=== Written problem ===
Each entry below is to be printed verbatim.

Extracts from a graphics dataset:
* * * * *

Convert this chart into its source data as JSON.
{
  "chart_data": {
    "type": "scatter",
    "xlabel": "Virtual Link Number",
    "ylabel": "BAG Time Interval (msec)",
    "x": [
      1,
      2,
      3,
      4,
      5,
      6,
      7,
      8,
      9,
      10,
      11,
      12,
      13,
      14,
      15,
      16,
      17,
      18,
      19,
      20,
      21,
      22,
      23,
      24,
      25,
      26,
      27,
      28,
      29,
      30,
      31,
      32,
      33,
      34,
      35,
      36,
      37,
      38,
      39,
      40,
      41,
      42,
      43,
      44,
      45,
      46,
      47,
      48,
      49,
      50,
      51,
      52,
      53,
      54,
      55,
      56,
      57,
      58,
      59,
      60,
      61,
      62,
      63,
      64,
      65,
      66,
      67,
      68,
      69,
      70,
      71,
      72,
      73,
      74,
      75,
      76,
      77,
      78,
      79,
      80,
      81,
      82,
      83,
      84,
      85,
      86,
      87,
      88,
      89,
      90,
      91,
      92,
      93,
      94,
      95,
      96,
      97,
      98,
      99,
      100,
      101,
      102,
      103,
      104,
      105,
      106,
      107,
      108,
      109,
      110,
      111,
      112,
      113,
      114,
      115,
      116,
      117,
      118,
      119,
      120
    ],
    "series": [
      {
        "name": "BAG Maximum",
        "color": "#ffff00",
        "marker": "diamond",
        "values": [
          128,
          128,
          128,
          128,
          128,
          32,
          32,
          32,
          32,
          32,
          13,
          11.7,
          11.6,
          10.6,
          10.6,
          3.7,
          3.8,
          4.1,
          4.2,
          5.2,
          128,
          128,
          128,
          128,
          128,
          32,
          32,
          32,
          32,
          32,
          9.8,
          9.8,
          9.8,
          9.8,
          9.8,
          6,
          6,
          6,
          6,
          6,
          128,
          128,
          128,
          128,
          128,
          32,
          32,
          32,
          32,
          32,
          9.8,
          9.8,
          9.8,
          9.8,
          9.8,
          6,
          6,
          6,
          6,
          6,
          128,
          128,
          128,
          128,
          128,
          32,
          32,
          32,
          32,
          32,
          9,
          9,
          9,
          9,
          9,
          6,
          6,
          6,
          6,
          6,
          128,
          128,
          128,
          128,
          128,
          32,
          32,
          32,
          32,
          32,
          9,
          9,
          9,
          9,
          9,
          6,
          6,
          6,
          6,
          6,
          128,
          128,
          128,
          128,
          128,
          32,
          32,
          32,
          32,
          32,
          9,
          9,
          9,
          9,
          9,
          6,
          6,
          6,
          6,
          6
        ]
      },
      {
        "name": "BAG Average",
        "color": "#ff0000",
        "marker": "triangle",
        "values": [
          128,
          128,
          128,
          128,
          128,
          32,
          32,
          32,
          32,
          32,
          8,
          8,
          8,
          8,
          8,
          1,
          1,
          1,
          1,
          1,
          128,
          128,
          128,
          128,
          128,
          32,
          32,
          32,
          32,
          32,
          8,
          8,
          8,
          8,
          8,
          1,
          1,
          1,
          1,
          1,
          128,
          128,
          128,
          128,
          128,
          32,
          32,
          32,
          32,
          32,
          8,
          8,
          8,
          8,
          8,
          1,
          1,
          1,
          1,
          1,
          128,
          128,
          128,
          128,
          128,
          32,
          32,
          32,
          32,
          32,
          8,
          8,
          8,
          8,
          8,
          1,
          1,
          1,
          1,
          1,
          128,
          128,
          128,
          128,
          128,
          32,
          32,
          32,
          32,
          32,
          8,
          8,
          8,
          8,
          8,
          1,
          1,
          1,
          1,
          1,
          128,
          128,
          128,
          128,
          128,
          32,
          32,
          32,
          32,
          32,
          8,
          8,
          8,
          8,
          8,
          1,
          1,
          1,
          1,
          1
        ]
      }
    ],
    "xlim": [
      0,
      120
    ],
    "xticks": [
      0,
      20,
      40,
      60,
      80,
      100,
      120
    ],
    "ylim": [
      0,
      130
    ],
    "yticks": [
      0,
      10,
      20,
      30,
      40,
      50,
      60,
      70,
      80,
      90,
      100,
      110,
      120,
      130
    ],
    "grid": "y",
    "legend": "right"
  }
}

* * * * *

=== Finished task ===
Convert this chart into its source data as JSON.
{
  "chart_data": {
    "type": "scatter",
    "xlabel": "Virtual Link Number",
    "ylabel": "BAG Time Interval (msec)",
    "x": [
      1,
      2,
      3,
      4,
      5,
      6,
      7,
      8,
      9,
      10,
      11,
      12,
      13,
      14,
      15,
      16,
      17,
      18,
      19,
      20,
      21,
      22,
      23,
      24,
      25,
      26,
      27,
      28,
      29,
      30,
      31,
      32,
      33,
      34,
      35,
      36,
      37,
      38,
      39,
      40,
      41,
      42,
      43,
      44,
      45,
      46,
      47,
      48,
      49,
      50,
      51,
      52,
      53,
      54,
      55,
      56,
      57,
      58,
      59,
      60,
      61,
      62,
      63,
      64,
      65,
      66,
      67,
      68,
      69,
      70,
      71,
      72,
      73,
      74,
      75,
      76,
      77,
      78,
      79,
      80,
      81,
      82,
      83,
      84,
      85,
      86,
      87,
      88,
      89,
      90,
      91,
      92,
      93,
      94,
      95,
      96,
      97,
      98,
      99,
      100,
      101,
      102,
      103,
      104,
      105,
      106,
      107,
      108,
      109,
      110,
      111,
      112,
      113,
      114,
      115,
      116,
      117,
      118,
      119,
      120
    ],
    "series": [
      {
        "name": "BAG Maximum",
        "color": "#ffff00",
        "marker": "diamond",
        "values": [
          128,
          128,
          128,
          128,
          128,
          32,
          32,
          32,
          32,
          32,
          13,
          11.7,
          11.6,
          10.6,
          10.6,
          3.7,
          3.8,
          4.1,
          4.2,
          5.2,
          128,
          128,
          128,
          128,
          128,
          32,
          32,
          32,
          32,
          32,
          9.8,
          9.8,
          9.8,
          9.8,
          9.8,
          6,
          6,
          6,
          6,
          6,
          128,
          128,
          128,
          128,
          128,
          32,
          32,
          32,
          32,
          32,
          9.8,
          9.8,
          9.8,
          9.8,
          9.8,
          6,
          6,
          6,
          6,
          6,
          128,
          128,
          128,
          128,
          128,
          32,
          32,
          32,
          32,
          32,
          9,
          9,
          9,
          9,
          9,
          6,
          6,
          6,
          6,
          6,
          128,
          128,
          128,
          128,
          128,
          32,
          32,
          32,
          32,
          32,
          9,
          9,
          9,
          9,
          9,
          6,
          6,
          6,
          6,
          6,
          128,
          128,
          128,
          128,
          128,
          32,
          32,
          32,
          32,
          32,
          9,
          9,
          9,
          9,
          9,
          6,
          6,
          6,
          6,
          6
        ]
      },
      {
        "name": "BAG Average",
        "color": "#ff0000",
        "marker": "triangle",
        "values": [
          128,
          128,
          128,
          128,
          128,
          32,
          32,
          32,
          32,
          32,
          8,
          8,
          8,
          8,
          8,
          1,
          1,
          1,
          1,
          1,
          128,
          128,
          128,
          128,
          128,
          32,
          32,
          32,
          32,
          32,
          8,
          8,
          8,
          8,
          8,
          1,
          1,
          1,
          1,
          1,
          128,
          128,
          128,
          128,
          128,
          32,
          32,
          32,
          32,
          32,
          8,
          8,
          8,
          8,
          8,
          1,
          1,
          1,
          1,
          1,
          128,
          128,
          128,
          128,
          128,
          32,
          32,
          32,
          32,
          32,
          8,
          8,
          8,
          8,
          8,
          1,
          1,
          1,
          1,
          1,
          128,
          128,
          128,
          128,
          128,
          32,
          32,
          32,
          32,
          32,
          8,
          8,
          8,
          8,
          8,
          1,
          1,
          1,
          1,
          1,
          128,
          128,
          128,
          128,
          128,
          32,
          32,
          32,
          32,
          32,
          8,
          8,
          8,
          8,
          8,
          1,
          1,
          1,
          1,
          1
        ]
      }
    ],
    "xlim": [
      0,
      120
    ],
    "xticks": [
      0,
      20,
      40,
      60,
      80,
      100,
      120
    ],
    "ylim": [
      0,
      130
    ],
    "yticks": [
      0,
      10,
      20,
      30,
      40,
      50,
      60,
      70,
      80,
      90,
      100,
      110,
      120,
      130
    ],
    "grid": "y",
    "legend": "right"
  }
}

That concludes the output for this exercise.